Task directions
Exactly as written, retype the listing below, omitting the pictures.

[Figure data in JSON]
>> Start
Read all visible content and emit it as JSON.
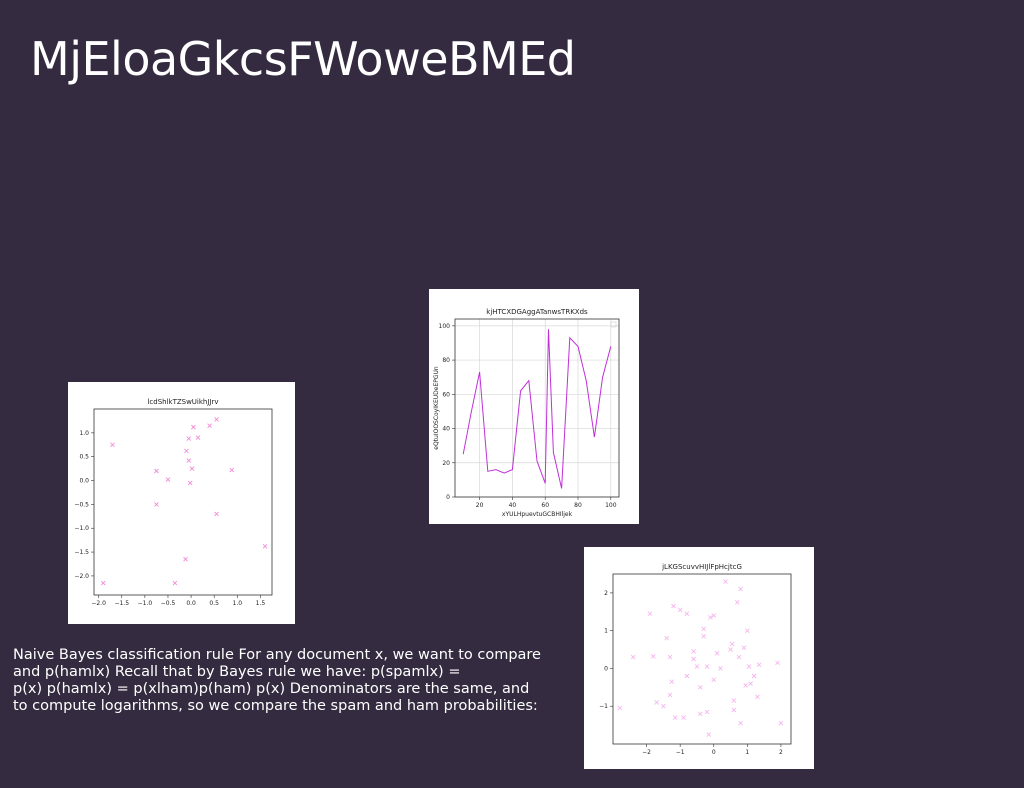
{
  "slide": {
    "title": "MjEloaGkcsFWoweBMEd",
    "body_lines": [
      "Naive Bayes classification rule For any document x, we want to compare",
      "and p(hamlx) Recall that by Bayes rule we have: p(spamlx) =",
      "p(x) p(hamlx) = p(xlham)p(ham) p(x) Denominators are the same, and",
      "to compute logarithms, so we compare the spam and ham probabilities:"
    ]
  },
  "chart_data": [
    {
      "type": "scatter",
      "title": "lcdShlkTZSwUikhJJrv",
      "xlabel": "",
      "ylabel": "",
      "xlim": [
        -2.1,
        1.75
      ],
      "ylim": [
        -2.4,
        1.5
      ],
      "xticks": [
        -2.0,
        -1.5,
        -1.0,
        -0.5,
        0.0,
        0.5,
        1.0,
        1.5
      ],
      "yticks": [
        -2.0,
        -1.5,
        -1.0,
        -0.5,
        0.0,
        0.5,
        1.0
      ],
      "marker": "x",
      "color": "#f28ad8",
      "grid": false,
      "points": [
        [
          -1.7,
          0.75
        ],
        [
          -0.75,
          0.2
        ],
        [
          -0.5,
          0.02
        ],
        [
          -0.75,
          -0.5
        ],
        [
          -0.1,
          0.62
        ],
        [
          -0.05,
          0.88
        ],
        [
          0.05,
          1.12
        ],
        [
          0.15,
          0.9
        ],
        [
          0.4,
          1.15
        ],
        [
          0.55,
          1.28
        ],
        [
          -0.05,
          0.42
        ],
        [
          0.02,
          0.25
        ],
        [
          -0.02,
          -0.05
        ],
        [
          0.88,
          0.22
        ],
        [
          0.55,
          -0.7
        ],
        [
          -0.12,
          -1.65
        ],
        [
          -0.35,
          -2.15
        ],
        [
          -1.9,
          -2.15
        ],
        [
          1.6,
          -1.38
        ]
      ]
    },
    {
      "type": "line",
      "title": "kjHTCXDGAggATanwsTRKXds",
      "xlabel": "xYULHpuevtuGCBHIljek",
      "ylabel": "eQtuIOOSCoyIKEUDeEPGUn",
      "xlim": [
        5,
        105
      ],
      "ylim": [
        0,
        104
      ],
      "xticks": [
        20,
        40,
        60,
        80,
        100
      ],
      "yticks": [
        0,
        20,
        40,
        60,
        80,
        100
      ],
      "color": "#c030d8",
      "grid": true,
      "legend": "top-right",
      "x": [
        10,
        15,
        20,
        25,
        30,
        35,
        40,
        45,
        50,
        55,
        60,
        62,
        65,
        70,
        75,
        80,
        85,
        90,
        95,
        100
      ],
      "y": [
        25,
        50,
        73,
        15,
        16,
        14,
        16,
        62,
        68,
        21,
        8,
        98,
        26,
        5,
        93,
        88,
        68,
        35,
        70,
        88
      ]
    },
    {
      "type": "scatter",
      "title": "jLKGScuvvHIJlFpHcjtcG",
      "xlabel": "",
      "ylabel": "",
      "xlim": [
        -3.0,
        2.3
      ],
      "ylim": [
        -2.0,
        2.5
      ],
      "xticks": [
        -2,
        -1,
        0,
        1,
        2
      ],
      "yticks": [
        -1,
        0,
        1,
        2
      ],
      "marker": "x",
      "color": "#f5b6ee",
      "grid": false,
      "points": [
        [
          -2.8,
          -1.05
        ],
        [
          -2.4,
          0.3
        ],
        [
          -1.9,
          1.45
        ],
        [
          -1.8,
          0.32
        ],
        [
          -1.7,
          -0.9
        ],
        [
          -1.5,
          -1.0
        ],
        [
          -1.3,
          -0.7
        ],
        [
          -1.3,
          0.3
        ],
        [
          -1.2,
          1.65
        ],
        [
          -1.15,
          -1.3
        ],
        [
          -1.0,
          1.55
        ],
        [
          -0.9,
          -1.3
        ],
        [
          -1.25,
          -0.35
        ],
        [
          -0.8,
          1.45
        ],
        [
          -0.6,
          0.45
        ],
        [
          -0.6,
          0.25
        ],
        [
          -0.4,
          -0.5
        ],
        [
          -0.3,
          0.85
        ],
        [
          -0.3,
          1.05
        ],
        [
          -0.4,
          -1.2
        ],
        [
          -0.2,
          0.05
        ],
        [
          -0.2,
          -1.15
        ],
        [
          -0.1,
          1.35
        ],
        [
          0.0,
          1.4
        ],
        [
          0.0,
          -0.3
        ],
        [
          0.1,
          0.4
        ],
        [
          0.35,
          2.3
        ],
        [
          0.5,
          0.5
        ],
        [
          0.55,
          0.65
        ],
        [
          0.6,
          -0.85
        ],
        [
          0.7,
          1.75
        ],
        [
          0.75,
          0.3
        ],
        [
          0.8,
          -1.45
        ],
        [
          0.9,
          0.55
        ],
        [
          0.95,
          -0.45
        ],
        [
          1.0,
          1.0
        ],
        [
          1.05,
          0.05
        ],
        [
          1.1,
          -0.4
        ],
        [
          1.2,
          -0.2
        ],
        [
          1.3,
          -0.75
        ],
        [
          1.35,
          0.1
        ],
        [
          0.6,
          -1.1
        ],
        [
          -1.4,
          0.8
        ],
        [
          -0.8,
          -0.2
        ],
        [
          0.8,
          2.1
        ],
        [
          1.9,
          0.15
        ],
        [
          2.0,
          -1.45
        ],
        [
          -0.15,
          -1.75
        ],
        [
          -0.5,
          0.05
        ],
        [
          0.2,
          0.0
        ]
      ]
    }
  ]
}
>> End
Output of the task
Read all visible content and emit it as JSON.
{
  "slide": {
    "title": "MjEloaGkcsFWoweBMEd",
    "body_lines": [
      "Naive Bayes classification rule For any document x, we want to compare",
      "and p(hamlx) Recall that by Bayes rule we have: p(spamlx) =",
      "p(x) p(hamlx) = p(xlham)p(ham) p(x) Denominators are the same, and",
      "to compute logarithms, so we compare the spam and ham probabilities:"
    ]
  },
  "chart_data": [
    {
      "type": "scatter",
      "title": "lcdShlkTZSwUikhJJrv",
      "xlabel": "",
      "ylabel": "",
      "xlim": [
        -2.1,
        1.75
      ],
      "ylim": [
        -2.4,
        1.5
      ],
      "xticks": [
        -2.0,
        -1.5,
        -1.0,
        -0.5,
        0.0,
        0.5,
        1.0,
        1.5
      ],
      "yticks": [
        -2.0,
        -1.5,
        -1.0,
        -0.5,
        0.0,
        0.5,
        1.0
      ],
      "marker": "x",
      "color": "#f28ad8",
      "grid": false,
      "points": [
        [
          -1.7,
          0.75
        ],
        [
          -0.75,
          0.2
        ],
        [
          -0.5,
          0.02
        ],
        [
          -0.75,
          -0.5
        ],
        [
          -0.1,
          0.62
        ],
        [
          -0.05,
          0.88
        ],
        [
          0.05,
          1.12
        ],
        [
          0.15,
          0.9
        ],
        [
          0.4,
          1.15
        ],
        [
          0.55,
          1.28
        ],
        [
          -0.05,
          0.42
        ],
        [
          0.02,
          0.25
        ],
        [
          -0.02,
          -0.05
        ],
        [
          0.88,
          0.22
        ],
        [
          0.55,
          -0.7
        ],
        [
          -0.12,
          -1.65
        ],
        [
          -0.35,
          -2.15
        ],
        [
          -1.9,
          -2.15
        ],
        [
          1.6,
          -1.38
        ]
      ]
    },
    {
      "type": "line",
      "title": "kjHTCXDGAggATanwsTRKXds",
      "xlabel": "xYULHpuevtuGCBHIljek",
      "ylabel": "eQtuIOOSCoyIKEUDeEPGUn",
      "xlim": [
        5,
        105
      ],
      "ylim": [
        0,
        104
      ],
      "xticks": [
        20,
        40,
        60,
        80,
        100
      ],
      "yticks": [
        0,
        20,
        40,
        60,
        80,
        100
      ],
      "color": "#c030d8",
      "grid": true,
      "legend": "top-right",
      "x": [
        10,
        15,
        20,
        25,
        30,
        35,
        40,
        45,
        50,
        55,
        60,
        62,
        65,
        70,
        75,
        80,
        85,
        90,
        95,
        100
      ],
      "y": [
        25,
        50,
        73,
        15,
        16,
        14,
        16,
        62,
        68,
        21,
        8,
        98,
        26,
        5,
        93,
        88,
        68,
        35,
        70,
        88
      ]
    },
    {
      "type": "scatter",
      "title": "jLKGScuvvHIJlFpHcjtcG",
      "xlabel": "",
      "ylabel": "",
      "xlim": [
        -3.0,
        2.3
      ],
      "ylim": [
        -2.0,
        2.5
      ],
      "xticks": [
        -2,
        -1,
        0,
        1,
        2
      ],
      "yticks": [
        -1,
        0,
        1,
        2
      ],
      "marker": "x",
      "color": "#f5b6ee",
      "grid": false,
      "points": [
        [
          -2.8,
          -1.05
        ],
        [
          -2.4,
          0.3
        ],
        [
          -1.9,
          1.45
        ],
        [
          -1.8,
          0.32
        ],
        [
          -1.7,
          -0.9
        ],
        [
          -1.5,
          -1.0
        ],
        [
          -1.3,
          -0.7
        ],
        [
          -1.3,
          0.3
        ],
        [
          -1.2,
          1.65
        ],
        [
          -1.15,
          -1.3
        ],
        [
          -1.0,
          1.55
        ],
        [
          -0.9,
          -1.3
        ],
        [
          -1.25,
          -0.35
        ],
        [
          -0.8,
          1.45
        ],
        [
          -0.6,
          0.45
        ],
        [
          -0.6,
          0.25
        ],
        [
          -0.4,
          -0.5
        ],
        [
          -0.3,
          0.85
        ],
        [
          -0.3,
          1.05
        ],
        [
          -0.4,
          -1.2
        ],
        [
          -0.2,
          0.05
        ],
        [
          -0.2,
          -1.15
        ],
        [
          -0.1,
          1.35
        ],
        [
          0.0,
          1.4
        ],
        [
          0.0,
          -0.3
        ],
        [
          0.1,
          0.4
        ],
        [
          0.35,
          2.3
        ],
        [
          0.5,
          0.5
        ],
        [
          0.55,
          0.65
        ],
        [
          0.6,
          -0.85
        ],
        [
          0.7,
          1.75
        ],
        [
          0.75,
          0.3
        ],
        [
          0.8,
          -1.45
        ],
        [
          0.9,
          0.55
        ],
        [
          0.95,
          -0.45
        ],
        [
          1.0,
          1.0
        ],
        [
          1.05,
          0.05
        ],
        [
          1.1,
          -0.4
        ],
        [
          1.2,
          -0.2
        ],
        [
          1.3,
          -0.75
        ],
        [
          1.35,
          0.1
        ],
        [
          0.6,
          -1.1
        ],
        [
          -1.4,
          0.8
        ],
        [
          -0.8,
          -0.2
        ],
        [
          0.8,
          2.1
        ],
        [
          1.9,
          0.15
        ],
        [
          2.0,
          -1.45
        ],
        [
          -0.15,
          -1.75
        ],
        [
          -0.5,
          0.05
        ],
        [
          0.2,
          0.0
        ]
      ]
    }
  ]
}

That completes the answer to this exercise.